Sikh Hollywood Stars Shine, Spin for a Cause

October 30, 2006

Author: Khushwant Singh

Source: Sikh News Network

http://www.sikhnet.com/Sikhnet/news.nsf/NewsArchive/E2902E5E55B67310872572170076A8EF!OpenDocument

Chandigarh: Sikhs are all set to take over Hollywood. Fighting stereotypes and attempting to set their image ‘‘right’’, the Spinning Wheel Film Festival (SWFF), 2006, titled ‘Sikhs in Hollywood - meet the stars’, will give Californians a chance to meet Sikh Hollywood stars on November 18.

Film-maker Gurinder Chadha, actor Waris Ahluwalia, costar in Denzel Washington’s ‘‘The Inside Man’’, Kavi Raz, director and lead of the soon-to-be released ‘‘The Gold Bracelet’’ and actress Namrata Gujral are expected to add glamour to one of the largest diasporic Sikh festivals to be held in the continent.

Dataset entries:
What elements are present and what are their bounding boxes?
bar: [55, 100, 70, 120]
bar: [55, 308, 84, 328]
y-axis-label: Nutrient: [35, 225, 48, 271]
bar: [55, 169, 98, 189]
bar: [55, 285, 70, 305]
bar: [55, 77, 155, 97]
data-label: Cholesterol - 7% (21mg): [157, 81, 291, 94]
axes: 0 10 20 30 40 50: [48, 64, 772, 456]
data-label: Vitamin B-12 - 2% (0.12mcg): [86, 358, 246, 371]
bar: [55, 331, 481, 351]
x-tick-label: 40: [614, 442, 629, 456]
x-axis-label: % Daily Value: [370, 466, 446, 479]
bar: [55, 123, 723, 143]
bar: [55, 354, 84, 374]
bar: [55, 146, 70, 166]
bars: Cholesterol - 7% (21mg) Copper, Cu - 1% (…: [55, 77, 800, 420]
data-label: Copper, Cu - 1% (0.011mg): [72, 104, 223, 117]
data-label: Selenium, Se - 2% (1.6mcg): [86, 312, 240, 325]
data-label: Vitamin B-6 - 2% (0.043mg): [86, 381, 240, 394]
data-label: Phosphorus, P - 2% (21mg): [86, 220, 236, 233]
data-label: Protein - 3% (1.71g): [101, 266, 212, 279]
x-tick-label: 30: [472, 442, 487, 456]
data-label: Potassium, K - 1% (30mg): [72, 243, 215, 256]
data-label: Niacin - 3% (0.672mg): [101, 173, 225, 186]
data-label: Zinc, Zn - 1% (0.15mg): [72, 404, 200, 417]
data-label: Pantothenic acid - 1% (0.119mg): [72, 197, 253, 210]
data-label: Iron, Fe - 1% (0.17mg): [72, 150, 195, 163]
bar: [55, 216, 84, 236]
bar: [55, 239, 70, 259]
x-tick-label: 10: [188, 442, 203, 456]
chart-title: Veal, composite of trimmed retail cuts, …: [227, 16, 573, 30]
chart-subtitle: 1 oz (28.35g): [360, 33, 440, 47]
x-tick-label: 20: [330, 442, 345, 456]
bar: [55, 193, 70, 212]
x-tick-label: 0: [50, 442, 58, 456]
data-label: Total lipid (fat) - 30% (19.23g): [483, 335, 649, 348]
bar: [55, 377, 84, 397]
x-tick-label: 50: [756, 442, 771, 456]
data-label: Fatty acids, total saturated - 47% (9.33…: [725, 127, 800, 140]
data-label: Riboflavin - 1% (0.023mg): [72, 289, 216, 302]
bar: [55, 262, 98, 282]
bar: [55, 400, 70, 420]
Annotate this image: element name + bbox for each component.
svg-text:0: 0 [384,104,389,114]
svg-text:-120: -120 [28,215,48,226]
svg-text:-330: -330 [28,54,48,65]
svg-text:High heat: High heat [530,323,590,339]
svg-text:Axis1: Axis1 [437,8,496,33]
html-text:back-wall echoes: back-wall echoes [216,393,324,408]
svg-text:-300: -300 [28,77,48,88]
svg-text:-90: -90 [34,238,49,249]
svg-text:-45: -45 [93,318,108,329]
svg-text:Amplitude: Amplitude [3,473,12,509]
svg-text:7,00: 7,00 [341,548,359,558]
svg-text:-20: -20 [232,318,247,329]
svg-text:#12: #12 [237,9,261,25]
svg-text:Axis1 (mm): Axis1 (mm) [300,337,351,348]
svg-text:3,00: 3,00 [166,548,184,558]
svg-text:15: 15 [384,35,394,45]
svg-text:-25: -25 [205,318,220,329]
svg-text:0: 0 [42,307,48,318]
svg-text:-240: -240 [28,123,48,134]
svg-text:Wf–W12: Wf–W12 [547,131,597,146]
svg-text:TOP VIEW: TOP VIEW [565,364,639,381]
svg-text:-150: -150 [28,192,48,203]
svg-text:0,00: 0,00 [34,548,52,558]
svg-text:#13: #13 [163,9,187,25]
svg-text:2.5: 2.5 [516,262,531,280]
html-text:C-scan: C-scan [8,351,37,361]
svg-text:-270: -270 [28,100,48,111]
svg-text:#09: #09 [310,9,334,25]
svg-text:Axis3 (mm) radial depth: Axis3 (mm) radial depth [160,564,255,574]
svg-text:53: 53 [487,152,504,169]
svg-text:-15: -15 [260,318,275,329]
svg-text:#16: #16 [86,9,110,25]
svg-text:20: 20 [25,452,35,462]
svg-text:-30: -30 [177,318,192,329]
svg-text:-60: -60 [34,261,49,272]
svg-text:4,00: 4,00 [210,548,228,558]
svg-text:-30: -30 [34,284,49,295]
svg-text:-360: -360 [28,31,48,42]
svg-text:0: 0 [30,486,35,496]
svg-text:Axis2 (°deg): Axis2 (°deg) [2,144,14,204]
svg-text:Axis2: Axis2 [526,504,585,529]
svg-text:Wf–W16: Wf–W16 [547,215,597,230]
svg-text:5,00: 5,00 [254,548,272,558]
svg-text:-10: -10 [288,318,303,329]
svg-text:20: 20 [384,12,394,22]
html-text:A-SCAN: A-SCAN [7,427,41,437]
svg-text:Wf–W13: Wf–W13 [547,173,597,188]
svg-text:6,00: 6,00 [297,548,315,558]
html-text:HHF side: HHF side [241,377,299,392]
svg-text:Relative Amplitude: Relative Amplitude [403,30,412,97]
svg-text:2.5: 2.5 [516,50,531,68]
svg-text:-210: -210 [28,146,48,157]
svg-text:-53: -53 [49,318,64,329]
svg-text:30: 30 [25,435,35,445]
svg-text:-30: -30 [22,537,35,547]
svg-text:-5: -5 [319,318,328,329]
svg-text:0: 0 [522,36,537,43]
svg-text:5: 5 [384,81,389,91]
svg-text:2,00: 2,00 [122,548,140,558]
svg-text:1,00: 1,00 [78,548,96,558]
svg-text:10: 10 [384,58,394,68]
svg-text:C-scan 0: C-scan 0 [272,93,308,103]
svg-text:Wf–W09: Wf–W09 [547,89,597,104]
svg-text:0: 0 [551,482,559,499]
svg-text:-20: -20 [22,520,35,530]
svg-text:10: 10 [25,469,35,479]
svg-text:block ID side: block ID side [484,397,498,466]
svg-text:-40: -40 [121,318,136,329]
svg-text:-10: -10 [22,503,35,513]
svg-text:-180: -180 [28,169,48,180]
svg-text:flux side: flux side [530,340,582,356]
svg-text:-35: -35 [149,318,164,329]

**WHAT YOU HAVE TO DO**
From the Sikh Hollywood stars article, reproduce the passage that opens at the words "Film-maker Gurinder Chadha, actor" and ends after the words "in the continent.".

**REPLY**
Film-maker Gurinder Chadha, actor Waris Ahluwalia, costar in Denzel Washington’s ‘‘The Inside Man’’, Kavi Raz, director and lead of the soon-to-be released ‘‘The Gold Bracelet’’ and actress Namrata Gujral are expected to add glamour to one of the largest diasporic Sikh festivals to be held in the continent.